▶ _AVAILABLE DATA_:

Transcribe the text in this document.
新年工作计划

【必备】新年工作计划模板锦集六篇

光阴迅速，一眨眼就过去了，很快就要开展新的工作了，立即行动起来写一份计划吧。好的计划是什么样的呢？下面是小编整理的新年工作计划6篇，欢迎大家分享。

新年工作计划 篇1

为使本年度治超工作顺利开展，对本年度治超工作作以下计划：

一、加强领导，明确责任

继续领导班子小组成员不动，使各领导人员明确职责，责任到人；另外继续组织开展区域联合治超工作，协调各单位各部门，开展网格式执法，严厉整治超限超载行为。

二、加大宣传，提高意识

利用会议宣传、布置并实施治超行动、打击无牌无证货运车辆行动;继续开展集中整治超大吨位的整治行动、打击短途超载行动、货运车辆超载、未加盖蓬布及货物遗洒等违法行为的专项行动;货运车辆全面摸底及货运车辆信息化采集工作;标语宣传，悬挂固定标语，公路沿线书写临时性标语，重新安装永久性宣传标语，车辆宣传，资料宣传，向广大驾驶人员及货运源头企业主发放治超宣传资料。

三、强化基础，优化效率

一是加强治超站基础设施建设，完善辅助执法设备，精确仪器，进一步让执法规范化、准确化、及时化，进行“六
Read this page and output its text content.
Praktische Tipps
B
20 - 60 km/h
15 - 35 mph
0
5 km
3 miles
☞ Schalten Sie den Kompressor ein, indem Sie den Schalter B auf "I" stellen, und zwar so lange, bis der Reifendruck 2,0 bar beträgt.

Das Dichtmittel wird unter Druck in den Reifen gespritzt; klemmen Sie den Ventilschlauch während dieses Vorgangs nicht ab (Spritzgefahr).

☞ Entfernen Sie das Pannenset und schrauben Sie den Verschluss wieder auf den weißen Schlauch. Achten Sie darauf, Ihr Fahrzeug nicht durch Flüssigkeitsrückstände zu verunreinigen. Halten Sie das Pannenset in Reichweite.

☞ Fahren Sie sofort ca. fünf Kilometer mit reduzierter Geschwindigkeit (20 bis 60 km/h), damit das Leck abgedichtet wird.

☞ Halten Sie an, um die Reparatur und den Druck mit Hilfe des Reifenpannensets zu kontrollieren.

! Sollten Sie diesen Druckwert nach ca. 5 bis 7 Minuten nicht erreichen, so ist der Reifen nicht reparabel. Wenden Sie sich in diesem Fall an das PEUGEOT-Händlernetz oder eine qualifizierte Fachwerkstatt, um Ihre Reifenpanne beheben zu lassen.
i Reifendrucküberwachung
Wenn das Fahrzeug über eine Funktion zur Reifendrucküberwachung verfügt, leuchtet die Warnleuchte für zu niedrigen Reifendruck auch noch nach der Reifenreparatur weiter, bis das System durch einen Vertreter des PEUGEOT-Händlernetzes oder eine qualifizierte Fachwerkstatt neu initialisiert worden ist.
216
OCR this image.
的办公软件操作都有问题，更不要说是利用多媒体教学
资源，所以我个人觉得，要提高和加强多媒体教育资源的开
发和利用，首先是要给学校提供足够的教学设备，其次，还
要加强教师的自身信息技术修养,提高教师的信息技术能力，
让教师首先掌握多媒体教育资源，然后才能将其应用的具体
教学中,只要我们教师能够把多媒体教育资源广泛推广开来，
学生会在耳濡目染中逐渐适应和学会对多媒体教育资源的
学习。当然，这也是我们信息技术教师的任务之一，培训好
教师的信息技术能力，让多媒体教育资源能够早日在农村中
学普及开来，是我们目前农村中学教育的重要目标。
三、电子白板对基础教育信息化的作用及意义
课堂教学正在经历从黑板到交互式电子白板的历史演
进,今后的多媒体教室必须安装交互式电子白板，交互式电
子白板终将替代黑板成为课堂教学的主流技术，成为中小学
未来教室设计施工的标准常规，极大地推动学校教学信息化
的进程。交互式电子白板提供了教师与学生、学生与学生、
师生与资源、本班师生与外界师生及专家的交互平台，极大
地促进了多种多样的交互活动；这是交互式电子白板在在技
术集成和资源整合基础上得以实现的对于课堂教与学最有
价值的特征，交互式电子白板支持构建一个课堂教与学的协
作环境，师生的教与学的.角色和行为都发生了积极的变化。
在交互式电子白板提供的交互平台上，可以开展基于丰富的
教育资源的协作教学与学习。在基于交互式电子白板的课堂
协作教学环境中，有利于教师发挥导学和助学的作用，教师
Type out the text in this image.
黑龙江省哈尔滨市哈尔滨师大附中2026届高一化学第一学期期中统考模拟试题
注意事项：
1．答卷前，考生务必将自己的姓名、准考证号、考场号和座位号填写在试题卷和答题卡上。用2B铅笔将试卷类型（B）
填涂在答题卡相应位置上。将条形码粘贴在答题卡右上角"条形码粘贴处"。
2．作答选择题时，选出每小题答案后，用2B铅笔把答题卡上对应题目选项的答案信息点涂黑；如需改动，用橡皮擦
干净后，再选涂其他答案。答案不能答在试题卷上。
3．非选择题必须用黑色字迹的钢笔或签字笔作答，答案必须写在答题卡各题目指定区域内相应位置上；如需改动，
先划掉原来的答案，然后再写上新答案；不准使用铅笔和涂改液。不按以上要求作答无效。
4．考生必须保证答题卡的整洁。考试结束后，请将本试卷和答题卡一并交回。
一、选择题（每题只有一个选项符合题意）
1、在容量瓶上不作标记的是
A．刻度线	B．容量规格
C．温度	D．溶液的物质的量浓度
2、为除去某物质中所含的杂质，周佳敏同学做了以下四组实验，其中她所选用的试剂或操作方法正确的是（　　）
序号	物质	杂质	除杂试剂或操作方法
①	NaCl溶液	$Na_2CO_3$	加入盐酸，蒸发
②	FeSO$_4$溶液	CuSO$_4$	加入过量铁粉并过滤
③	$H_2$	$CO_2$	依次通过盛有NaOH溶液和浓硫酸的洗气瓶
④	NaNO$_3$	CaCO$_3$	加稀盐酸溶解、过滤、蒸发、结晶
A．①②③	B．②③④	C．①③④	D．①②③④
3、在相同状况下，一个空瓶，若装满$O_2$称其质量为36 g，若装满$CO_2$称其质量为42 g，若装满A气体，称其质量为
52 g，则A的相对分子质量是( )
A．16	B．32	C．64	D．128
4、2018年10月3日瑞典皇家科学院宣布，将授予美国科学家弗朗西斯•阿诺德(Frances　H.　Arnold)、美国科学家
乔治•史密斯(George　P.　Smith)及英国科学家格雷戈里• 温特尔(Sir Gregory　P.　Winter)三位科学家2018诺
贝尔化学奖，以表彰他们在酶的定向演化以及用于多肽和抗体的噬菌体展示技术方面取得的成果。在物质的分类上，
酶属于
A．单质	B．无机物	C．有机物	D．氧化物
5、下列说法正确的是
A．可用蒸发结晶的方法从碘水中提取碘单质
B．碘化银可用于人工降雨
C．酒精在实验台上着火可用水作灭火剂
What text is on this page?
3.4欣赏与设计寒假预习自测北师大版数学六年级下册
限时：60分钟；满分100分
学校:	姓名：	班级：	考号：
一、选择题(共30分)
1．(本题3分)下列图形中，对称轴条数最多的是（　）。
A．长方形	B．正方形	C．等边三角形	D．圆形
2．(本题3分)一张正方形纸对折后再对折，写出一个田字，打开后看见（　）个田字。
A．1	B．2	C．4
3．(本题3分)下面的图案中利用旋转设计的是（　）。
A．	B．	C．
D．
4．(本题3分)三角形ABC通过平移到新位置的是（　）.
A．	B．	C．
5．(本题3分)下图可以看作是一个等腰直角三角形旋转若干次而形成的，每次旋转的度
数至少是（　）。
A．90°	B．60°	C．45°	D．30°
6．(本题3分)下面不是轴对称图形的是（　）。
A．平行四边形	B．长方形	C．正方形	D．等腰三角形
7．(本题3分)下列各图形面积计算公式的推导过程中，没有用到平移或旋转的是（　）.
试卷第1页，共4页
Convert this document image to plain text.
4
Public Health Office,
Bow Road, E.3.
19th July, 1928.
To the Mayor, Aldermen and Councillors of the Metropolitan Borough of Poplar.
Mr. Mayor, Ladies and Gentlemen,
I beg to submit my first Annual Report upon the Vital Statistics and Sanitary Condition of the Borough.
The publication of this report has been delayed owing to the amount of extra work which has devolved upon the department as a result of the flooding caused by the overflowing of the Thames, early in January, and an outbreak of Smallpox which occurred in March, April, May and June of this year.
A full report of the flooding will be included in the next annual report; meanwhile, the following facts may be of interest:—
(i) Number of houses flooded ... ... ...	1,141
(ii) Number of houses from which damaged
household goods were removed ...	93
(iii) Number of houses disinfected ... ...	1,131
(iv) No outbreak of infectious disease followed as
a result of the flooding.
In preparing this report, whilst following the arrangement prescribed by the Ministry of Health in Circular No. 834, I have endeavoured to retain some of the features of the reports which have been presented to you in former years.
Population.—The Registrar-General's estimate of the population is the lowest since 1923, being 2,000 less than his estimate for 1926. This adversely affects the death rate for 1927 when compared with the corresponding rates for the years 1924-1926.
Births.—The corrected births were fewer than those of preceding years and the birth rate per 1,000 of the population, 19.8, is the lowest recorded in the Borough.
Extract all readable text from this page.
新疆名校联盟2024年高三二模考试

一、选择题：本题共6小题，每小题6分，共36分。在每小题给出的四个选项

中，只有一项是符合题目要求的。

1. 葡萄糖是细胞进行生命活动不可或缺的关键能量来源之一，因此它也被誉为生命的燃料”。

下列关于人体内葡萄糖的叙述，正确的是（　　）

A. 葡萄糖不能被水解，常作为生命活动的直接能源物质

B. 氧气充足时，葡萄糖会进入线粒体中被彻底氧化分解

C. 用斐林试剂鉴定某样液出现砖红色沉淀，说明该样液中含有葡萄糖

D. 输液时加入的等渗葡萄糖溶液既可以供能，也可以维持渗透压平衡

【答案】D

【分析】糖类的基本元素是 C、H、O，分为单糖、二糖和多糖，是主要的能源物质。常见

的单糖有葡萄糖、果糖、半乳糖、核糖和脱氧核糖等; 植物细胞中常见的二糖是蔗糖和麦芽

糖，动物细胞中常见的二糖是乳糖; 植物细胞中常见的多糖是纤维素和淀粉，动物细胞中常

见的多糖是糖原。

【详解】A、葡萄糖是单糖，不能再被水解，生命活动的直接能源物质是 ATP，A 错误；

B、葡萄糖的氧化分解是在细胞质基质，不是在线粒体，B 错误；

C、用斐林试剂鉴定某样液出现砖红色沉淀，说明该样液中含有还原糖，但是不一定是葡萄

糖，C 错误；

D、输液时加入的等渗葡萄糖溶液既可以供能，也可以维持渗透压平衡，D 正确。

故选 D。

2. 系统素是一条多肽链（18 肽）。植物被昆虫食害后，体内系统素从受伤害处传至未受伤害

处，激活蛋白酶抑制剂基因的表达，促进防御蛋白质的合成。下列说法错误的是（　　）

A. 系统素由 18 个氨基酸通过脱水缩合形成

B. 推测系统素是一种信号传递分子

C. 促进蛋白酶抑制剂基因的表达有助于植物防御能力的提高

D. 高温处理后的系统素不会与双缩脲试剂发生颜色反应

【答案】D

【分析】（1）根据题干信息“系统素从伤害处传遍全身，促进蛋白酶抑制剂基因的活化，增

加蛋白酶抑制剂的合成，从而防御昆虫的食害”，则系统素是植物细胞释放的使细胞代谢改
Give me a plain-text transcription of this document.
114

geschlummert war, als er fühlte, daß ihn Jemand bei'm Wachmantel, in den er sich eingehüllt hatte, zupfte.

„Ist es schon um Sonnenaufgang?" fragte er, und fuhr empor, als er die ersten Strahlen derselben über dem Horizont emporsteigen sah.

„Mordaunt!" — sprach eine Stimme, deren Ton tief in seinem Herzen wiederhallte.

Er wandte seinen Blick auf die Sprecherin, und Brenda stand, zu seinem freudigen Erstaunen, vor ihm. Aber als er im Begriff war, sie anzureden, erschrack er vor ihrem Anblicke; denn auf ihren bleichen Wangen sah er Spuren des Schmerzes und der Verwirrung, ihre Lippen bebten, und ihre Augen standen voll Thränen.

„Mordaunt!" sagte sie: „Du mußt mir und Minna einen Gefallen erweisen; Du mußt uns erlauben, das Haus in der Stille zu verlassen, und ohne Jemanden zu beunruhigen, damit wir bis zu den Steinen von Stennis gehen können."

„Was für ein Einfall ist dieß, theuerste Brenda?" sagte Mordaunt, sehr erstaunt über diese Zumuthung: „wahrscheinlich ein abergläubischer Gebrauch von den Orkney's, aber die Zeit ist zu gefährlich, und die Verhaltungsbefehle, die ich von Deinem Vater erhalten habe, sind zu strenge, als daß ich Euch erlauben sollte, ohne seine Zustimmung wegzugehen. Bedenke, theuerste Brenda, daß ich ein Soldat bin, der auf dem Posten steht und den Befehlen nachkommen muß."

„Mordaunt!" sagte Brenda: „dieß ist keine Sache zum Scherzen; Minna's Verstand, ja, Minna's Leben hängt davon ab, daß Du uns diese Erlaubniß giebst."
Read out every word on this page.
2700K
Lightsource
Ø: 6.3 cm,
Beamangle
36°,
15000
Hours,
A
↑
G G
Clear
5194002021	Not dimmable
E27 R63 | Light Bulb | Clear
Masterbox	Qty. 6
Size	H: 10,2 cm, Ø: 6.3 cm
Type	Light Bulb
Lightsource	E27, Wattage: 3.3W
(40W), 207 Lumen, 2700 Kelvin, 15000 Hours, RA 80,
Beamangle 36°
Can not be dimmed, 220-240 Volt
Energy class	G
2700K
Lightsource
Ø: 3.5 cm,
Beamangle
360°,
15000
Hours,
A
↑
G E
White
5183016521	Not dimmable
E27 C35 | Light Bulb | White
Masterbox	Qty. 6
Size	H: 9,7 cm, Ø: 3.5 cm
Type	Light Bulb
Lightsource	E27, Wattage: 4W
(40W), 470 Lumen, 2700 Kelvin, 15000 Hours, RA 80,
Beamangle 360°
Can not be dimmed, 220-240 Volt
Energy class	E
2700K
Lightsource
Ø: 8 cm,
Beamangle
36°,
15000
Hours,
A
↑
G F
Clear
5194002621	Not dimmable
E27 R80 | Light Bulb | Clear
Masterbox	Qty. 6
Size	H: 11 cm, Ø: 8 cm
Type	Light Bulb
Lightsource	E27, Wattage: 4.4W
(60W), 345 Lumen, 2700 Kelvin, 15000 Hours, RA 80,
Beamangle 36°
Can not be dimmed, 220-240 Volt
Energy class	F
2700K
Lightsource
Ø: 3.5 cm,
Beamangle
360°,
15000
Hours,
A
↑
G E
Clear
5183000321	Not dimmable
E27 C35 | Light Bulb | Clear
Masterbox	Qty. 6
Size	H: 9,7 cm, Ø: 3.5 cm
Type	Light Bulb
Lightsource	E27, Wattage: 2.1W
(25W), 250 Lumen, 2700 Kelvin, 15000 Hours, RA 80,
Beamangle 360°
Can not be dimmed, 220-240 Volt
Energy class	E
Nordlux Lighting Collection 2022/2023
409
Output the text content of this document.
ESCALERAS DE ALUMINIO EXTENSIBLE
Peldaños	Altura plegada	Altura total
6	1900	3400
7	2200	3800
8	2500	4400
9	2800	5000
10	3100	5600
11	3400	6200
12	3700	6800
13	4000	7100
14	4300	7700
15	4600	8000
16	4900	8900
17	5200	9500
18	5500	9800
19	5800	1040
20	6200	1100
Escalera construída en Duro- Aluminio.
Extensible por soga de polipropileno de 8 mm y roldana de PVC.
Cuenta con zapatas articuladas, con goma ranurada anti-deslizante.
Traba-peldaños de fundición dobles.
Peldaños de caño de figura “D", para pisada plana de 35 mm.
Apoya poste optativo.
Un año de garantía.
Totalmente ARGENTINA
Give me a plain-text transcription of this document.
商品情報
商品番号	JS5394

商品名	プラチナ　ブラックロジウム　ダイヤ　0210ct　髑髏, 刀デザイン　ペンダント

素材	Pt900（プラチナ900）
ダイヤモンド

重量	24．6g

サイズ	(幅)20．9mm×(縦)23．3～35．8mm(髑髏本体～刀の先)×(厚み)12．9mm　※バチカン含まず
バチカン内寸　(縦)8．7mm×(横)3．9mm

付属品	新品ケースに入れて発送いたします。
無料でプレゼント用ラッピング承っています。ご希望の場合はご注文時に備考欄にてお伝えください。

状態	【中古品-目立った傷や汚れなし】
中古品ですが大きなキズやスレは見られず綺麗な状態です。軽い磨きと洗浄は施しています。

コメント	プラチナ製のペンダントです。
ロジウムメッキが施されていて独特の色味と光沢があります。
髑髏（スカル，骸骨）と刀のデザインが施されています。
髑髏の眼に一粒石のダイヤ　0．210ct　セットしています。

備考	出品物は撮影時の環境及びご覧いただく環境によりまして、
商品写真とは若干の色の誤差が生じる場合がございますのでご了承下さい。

▶ _SHORT EXERCISE_: Copy every line in the listing above where the string "flooding" turns up.

▶ _RESULT_:
The publication of this report has been delayed owing to the amount of extra work which has devolved upon the department as a result of the flooding caused by the overflowing of the Thames, early in January, and an outbreak of Smallpox which occurred in March, April, May and June of this year.
A full report of the flooding will be included in the next annual report; meanwhile, the following facts may be of interest:—
a result of the flooding.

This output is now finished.